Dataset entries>
=-=-=-=-=

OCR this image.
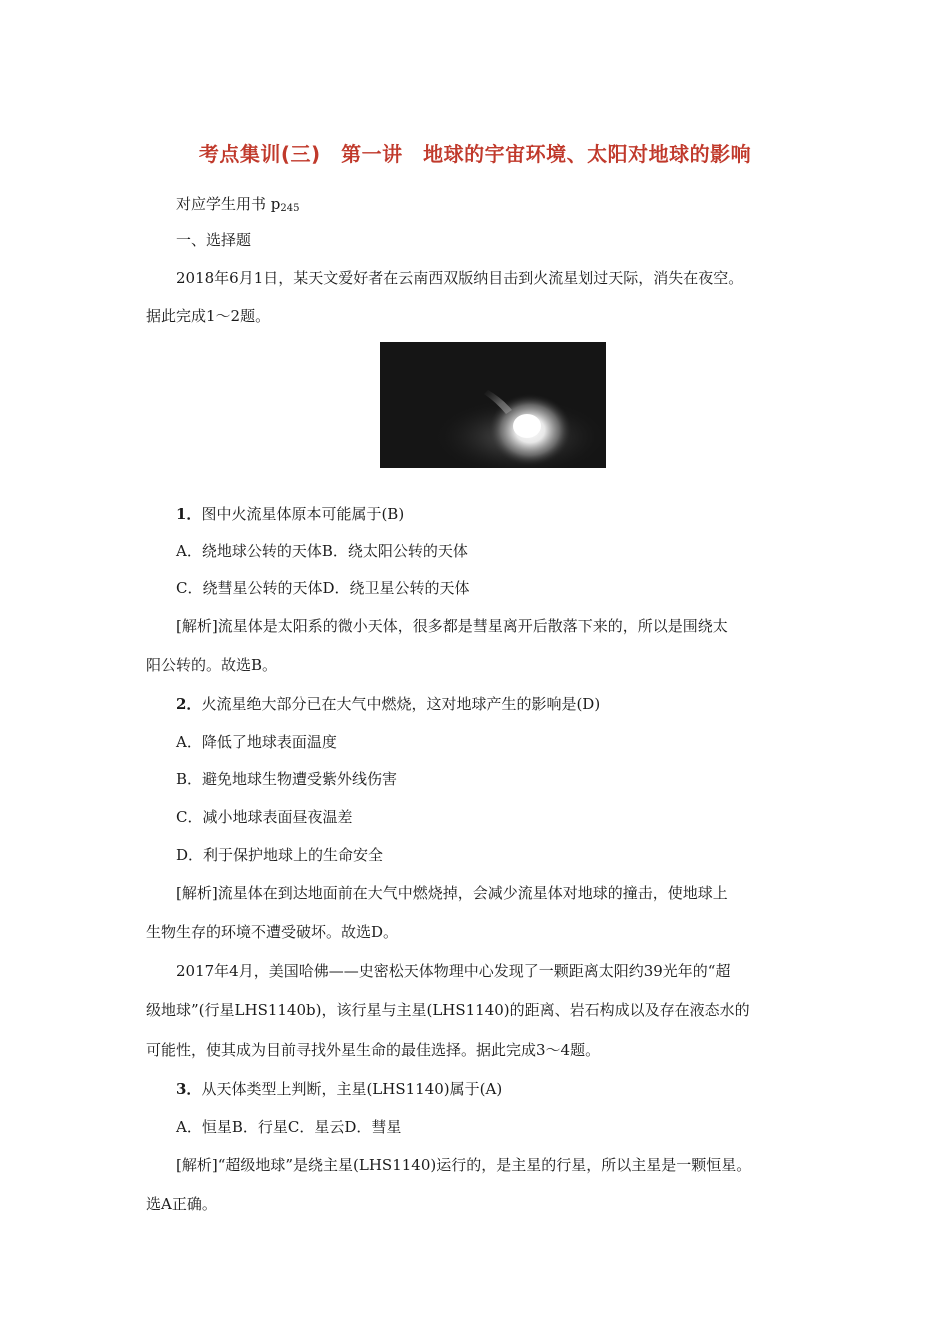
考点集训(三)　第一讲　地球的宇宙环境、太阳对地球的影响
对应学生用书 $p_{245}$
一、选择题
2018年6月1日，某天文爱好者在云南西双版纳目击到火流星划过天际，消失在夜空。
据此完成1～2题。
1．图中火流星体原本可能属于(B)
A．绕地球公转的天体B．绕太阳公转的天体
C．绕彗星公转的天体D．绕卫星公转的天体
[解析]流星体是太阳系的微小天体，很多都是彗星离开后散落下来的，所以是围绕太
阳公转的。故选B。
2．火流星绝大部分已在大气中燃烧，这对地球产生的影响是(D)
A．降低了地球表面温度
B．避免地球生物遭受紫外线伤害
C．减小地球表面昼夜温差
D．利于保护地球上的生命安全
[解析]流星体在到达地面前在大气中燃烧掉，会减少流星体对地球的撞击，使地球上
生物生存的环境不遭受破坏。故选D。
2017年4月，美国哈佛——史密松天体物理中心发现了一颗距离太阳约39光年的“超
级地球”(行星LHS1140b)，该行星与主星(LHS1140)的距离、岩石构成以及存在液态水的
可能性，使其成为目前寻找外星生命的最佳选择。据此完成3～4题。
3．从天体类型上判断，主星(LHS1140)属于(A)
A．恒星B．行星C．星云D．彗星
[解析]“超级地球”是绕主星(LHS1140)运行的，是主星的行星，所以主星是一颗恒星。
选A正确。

=-=-=-=-=

Exercise> Transcribe every line from the records above without alteration, and leave out the images.

The result>
OCR this image.
考点集训(三)　第一讲　地球的宇宙环境、太阳对地球的影响
对应学生用书 $p_{245}$
一、选择题
2018年6月1日，某天文爱好者在云南西双版纳目击到火流星划过天际，消失在夜空。
据此完成1～2题。
1．图中火流星体原本可能属于(B)
A．绕地球公转的天体B．绕太阳公转的天体
C．绕彗星公转的天体D．绕卫星公转的天体
[解析]流星体是太阳系的微小天体，很多都是彗星离开后散落下来的，所以是围绕太
阳公转的。故选B。
2．火流星绝大部分已在大气中燃烧，这对地球产生的影响是(D)
A．降低了地球表面温度
B．避免地球生物遭受紫外线伤害
C．减小地球表面昼夜温差
D．利于保护地球上的生命安全
[解析]流星体在到达地面前在大气中燃烧掉，会减少流星体对地球的撞击，使地球上
生物生存的环境不遭受破坏。故选D。
2017年4月，美国哈佛——史密松天体物理中心发现了一颗距离太阳约39光年的“超
级地球”(行星LHS1140b)，该行星与主星(LHS1140)的距离、岩石构成以及存在液态水的
可能性，使其成为目前寻找外星生命的最佳选择。据此完成3～4题。
3．从天体类型上判断，主星(LHS1140)属于(A)
A．恒星B．行星C．星云D．彗星
[解析]“超级地球”是绕主星(LHS1140)运行的，是主星的行星，所以主星是一颗恒星。
选A正确。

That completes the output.